▸ Problem details
Repeat the listing in full, word for word.

+++ Information provided +++

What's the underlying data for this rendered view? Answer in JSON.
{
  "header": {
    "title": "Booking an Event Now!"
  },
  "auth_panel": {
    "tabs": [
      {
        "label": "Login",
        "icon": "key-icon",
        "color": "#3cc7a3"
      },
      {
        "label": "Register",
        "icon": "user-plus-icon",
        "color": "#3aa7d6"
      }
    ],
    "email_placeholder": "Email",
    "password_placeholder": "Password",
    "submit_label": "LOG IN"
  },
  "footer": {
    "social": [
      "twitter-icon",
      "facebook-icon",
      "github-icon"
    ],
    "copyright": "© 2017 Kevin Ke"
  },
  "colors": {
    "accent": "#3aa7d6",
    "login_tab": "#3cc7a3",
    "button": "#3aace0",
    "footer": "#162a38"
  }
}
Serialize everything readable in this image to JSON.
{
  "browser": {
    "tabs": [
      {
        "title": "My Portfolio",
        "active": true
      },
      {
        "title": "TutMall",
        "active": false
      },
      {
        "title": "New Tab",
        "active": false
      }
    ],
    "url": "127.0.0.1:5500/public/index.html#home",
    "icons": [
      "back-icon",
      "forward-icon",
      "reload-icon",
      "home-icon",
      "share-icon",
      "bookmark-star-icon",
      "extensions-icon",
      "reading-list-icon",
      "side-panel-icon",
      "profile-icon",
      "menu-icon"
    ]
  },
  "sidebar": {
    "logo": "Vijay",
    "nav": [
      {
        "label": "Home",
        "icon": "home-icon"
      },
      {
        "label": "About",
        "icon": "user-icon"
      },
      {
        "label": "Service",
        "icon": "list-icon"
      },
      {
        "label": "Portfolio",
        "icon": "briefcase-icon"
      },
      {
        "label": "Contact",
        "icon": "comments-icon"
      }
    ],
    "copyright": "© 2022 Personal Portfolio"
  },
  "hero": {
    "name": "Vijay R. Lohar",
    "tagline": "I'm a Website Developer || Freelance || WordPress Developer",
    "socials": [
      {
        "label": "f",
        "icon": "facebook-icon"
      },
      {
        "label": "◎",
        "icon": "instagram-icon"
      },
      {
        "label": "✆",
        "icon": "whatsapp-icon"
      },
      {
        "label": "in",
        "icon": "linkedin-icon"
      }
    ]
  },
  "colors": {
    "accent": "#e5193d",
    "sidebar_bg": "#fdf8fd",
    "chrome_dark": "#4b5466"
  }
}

+++

▸ Exercise output
What's the underlying data for this rendered view? Answer in JSON.
{
  "header": {
    "title": "Booking an Event Now!"
  },
  "auth_panel": {
    "tabs": [
      {
        "label": "Login",
        "icon": "key-icon",
        "color": "#3cc7a3"
      },
      {
        "label": "Register",
        "icon": "user-plus-icon",
        "color": "#3aa7d6"
      }
    ],
    "email_placeholder": "Email",
    "password_placeholder": "Password",
    "submit_label": "LOG IN"
  },
  "footer": {
    "social": [
      "twitter-icon",
      "facebook-icon",
      "github-icon"
    ],
    "copyright": "© 2017 Kevin Ke"
  },
  "colors": {
    "accent": "#3aa7d6",
    "login_tab": "#3cc7a3",
    "button": "#3aace0",
    "footer": "#162a38"
  }
}
Serialize everything readable in this image to JSON.
{
  "browser": {
    "tabs": [
      {
        "title": "My Portfolio",
        "active": true
      },
      {
        "title": "TutMall",
        "active": false
      },
      {
        "title": "New Tab",
        "active": false
      }
    ],
    "url": "127.0.0.1:5500/public/index.html#home",
    "icons": [
      "back-icon",
      "forward-icon",
      "reload-icon",
      "home-icon",
      "share-icon",
      "bookmark-star-icon",
      "extensions-icon",
      "reading-list-icon",
      "side-panel-icon",
      "profile-icon",
      "menu-icon"
    ]
  },
  "sidebar": {
    "logo": "Vijay",
    "nav": [
      {
        "label": "Home",
        "icon": "home-icon"
      },
      {
        "label": "About",
        "icon": "user-icon"
      },
      {
        "label": "Service",
        "icon": "list-icon"
      },
      {
        "label": "Portfolio",
        "icon": "briefcase-icon"
      },
      {
        "label": "Contact",
        "icon": "comments-icon"
      }
    ],
    "copyright": "© 2022 Personal Portfolio"
  },
  "hero": {
    "name": "Vijay R. Lohar",
    "tagline": "I'm a Website Developer || Freelance || WordPress Developer",
    "socials": [
      {
        "label": "f",
        "icon": "facebook-icon"
      },
      {
        "label": "◎",
        "icon": "instagram-icon"
      },
      {
        "label": "✆",
        "icon": "whatsapp-icon"
      },
      {
        "label": "in",
        "icon": "linkedin-icon"
      }
    ]
  },
  "colors": {
    "accent": "#e5193d",
    "sidebar_bg": "#fdf8fd",
    "chrome_dark": "#4b5466"
  }
}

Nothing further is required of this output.